- The input
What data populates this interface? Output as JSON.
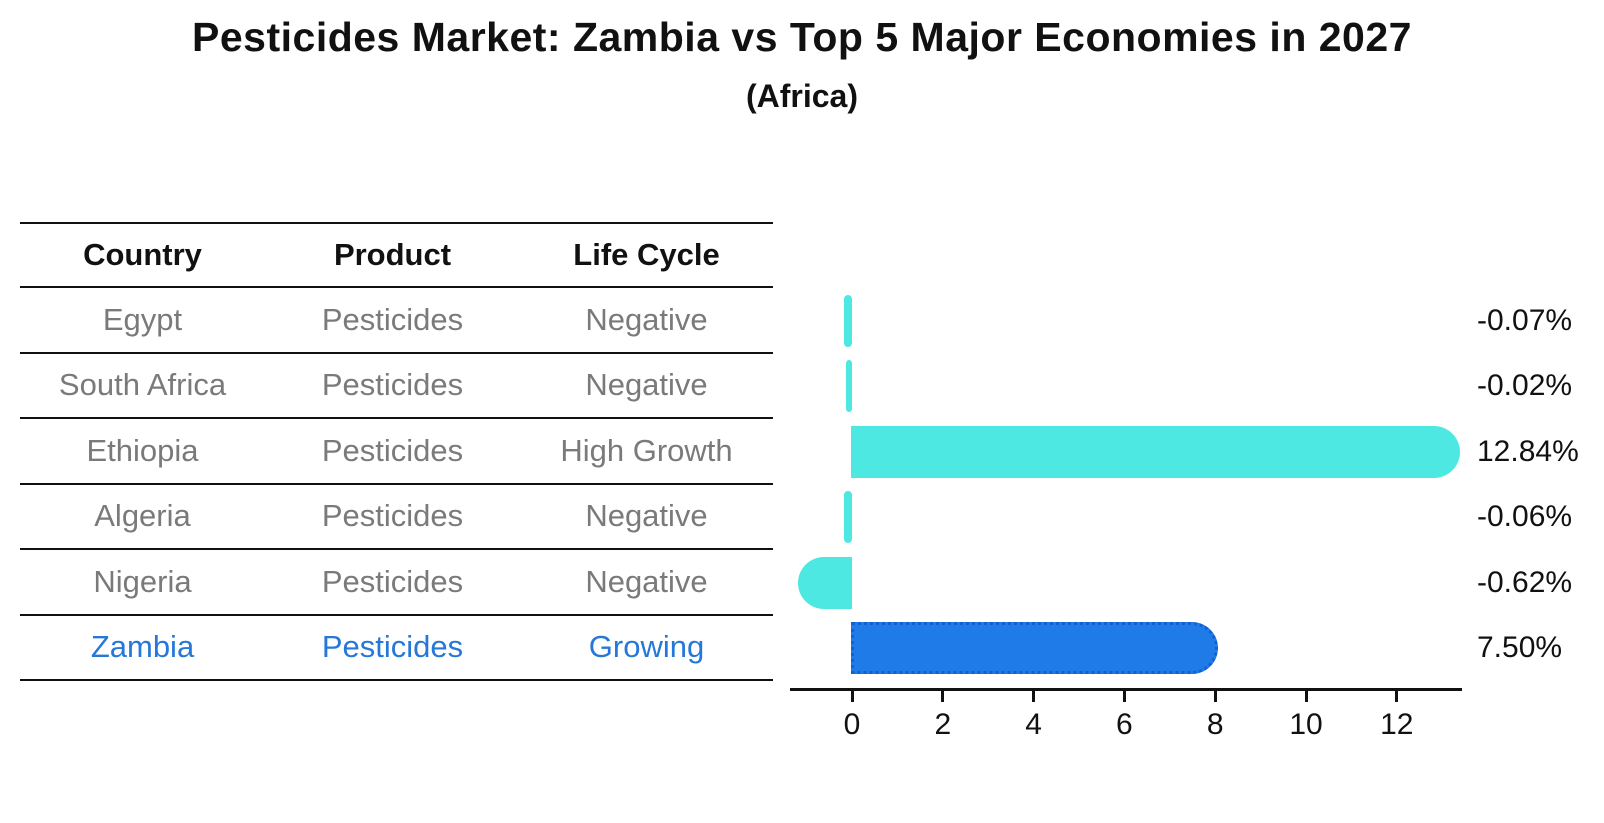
{
  "title": "Pesticides Market: Zambia vs Top 5 Major Economies in 2027",
  "subtitle": "(Africa)",
  "colors": {
    "bar_cyan": "#4de8e1",
    "bar_highlight_blue": "#1f7be8",
    "bar_highlight_border": "#1261cf",
    "highlight_text": "#2578d8",
    "table_text_gray": "#7a7a7a",
    "text_black": "#111111"
  },
  "table": {
    "headers": [
      "Country",
      "Product",
      "Life Cycle"
    ],
    "rows": [
      {
        "country": "Egypt",
        "product": "Pesticides",
        "life_cycle": "Negative",
        "highlight": false
      },
      {
        "country": "South Africa",
        "product": "Pesticides",
        "life_cycle": "Negative",
        "highlight": false
      },
      {
        "country": "Ethiopia",
        "product": "Pesticides",
        "life_cycle": "High Growth",
        "highlight": false
      },
      {
        "country": "Algeria",
        "product": "Pesticides",
        "life_cycle": "Negative",
        "highlight": false
      },
      {
        "country": "Nigeria",
        "product": "Pesticides",
        "life_cycle": "Negative",
        "highlight": false
      },
      {
        "country": "Zambia",
        "product": "Pesticides",
        "life_cycle": "Growing",
        "highlight": true
      }
    ]
  },
  "chart_data": {
    "type": "bar",
    "orientation": "horizontal",
    "title": "Pesticides Market: Zambia vs Top 5 Major Economies in 2027",
    "subtitle": "(Africa)",
    "categories": [
      "Egypt",
      "South Africa",
      "Ethiopia",
      "Algeria",
      "Nigeria",
      "Zambia"
    ],
    "values": [
      -0.07,
      -0.02,
      12.84,
      -0.06,
      -0.62,
      7.5
    ],
    "value_labels": [
      "-0.07%",
      "-0.02%",
      "12.84%",
      "-0.06%",
      "-0.62%",
      "7.50%"
    ],
    "highlight_index": 5,
    "x_ticks": [
      0,
      2,
      4,
      6,
      8,
      10,
      12
    ],
    "xlim": [
      -1.4,
      13.4
    ],
    "xlabel": "",
    "ylabel": "",
    "grid": false,
    "legend": false,
    "value_unit": "percent"
  }
}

- Instructions to follow
The records shown above are to be repeated exactly, with the pictures left out.

- Full solution
What data populates this interface? Output as JSON.
{
  "title": "Pesticides Market: Zambia vs Top 5 Major Economies in 2027",
  "subtitle": "(Africa)",
  "colors": {
    "bar_cyan": "#4de8e1",
    "bar_highlight_blue": "#1f7be8",
    "bar_highlight_border": "#1261cf",
    "highlight_text": "#2578d8",
    "table_text_gray": "#7a7a7a",
    "text_black": "#111111"
  },
  "table": {
    "headers": [
      "Country",
      "Product",
      "Life Cycle"
    ],
    "rows": [
      {
        "country": "Egypt",
        "product": "Pesticides",
        "life_cycle": "Negative",
        "highlight": false
      },
      {
        "country": "South Africa",
        "product": "Pesticides",
        "life_cycle": "Negative",
        "highlight": false
      },
      {
        "country": "Ethiopia",
        "product": "Pesticides",
        "life_cycle": "High Growth",
        "highlight": false
      },
      {
        "country": "Algeria",
        "product": "Pesticides",
        "life_cycle": "Negative",
        "highlight": false
      },
      {
        "country": "Nigeria",
        "product": "Pesticides",
        "life_cycle": "Negative",
        "highlight": false
      },
      {
        "country": "Zambia",
        "product": "Pesticides",
        "life_cycle": "Growing",
        "highlight": true
      }
    ]
  },
  "chart_data": {
    "type": "bar",
    "orientation": "horizontal",
    "title": "Pesticides Market: Zambia vs Top 5 Major Economies in 2027",
    "subtitle": "(Africa)",
    "categories": [
      "Egypt",
      "South Africa",
      "Ethiopia",
      "Algeria",
      "Nigeria",
      "Zambia"
    ],
    "values": [
      -0.07,
      -0.02,
      12.84,
      -0.06,
      -0.62,
      7.5
    ],
    "value_labels": [
      "-0.07%",
      "-0.02%",
      "12.84%",
      "-0.06%",
      "-0.62%",
      "7.50%"
    ],
    "highlight_index": 5,
    "x_ticks": [
      0,
      2,
      4,
      6,
      8,
      10,
      12
    ],
    "xlim": [
      -1.4,
      13.4
    ],
    "xlabel": "",
    "ylabel": "",
    "grid": false,
    "legend": false,
    "value_unit": "percent"
  }
}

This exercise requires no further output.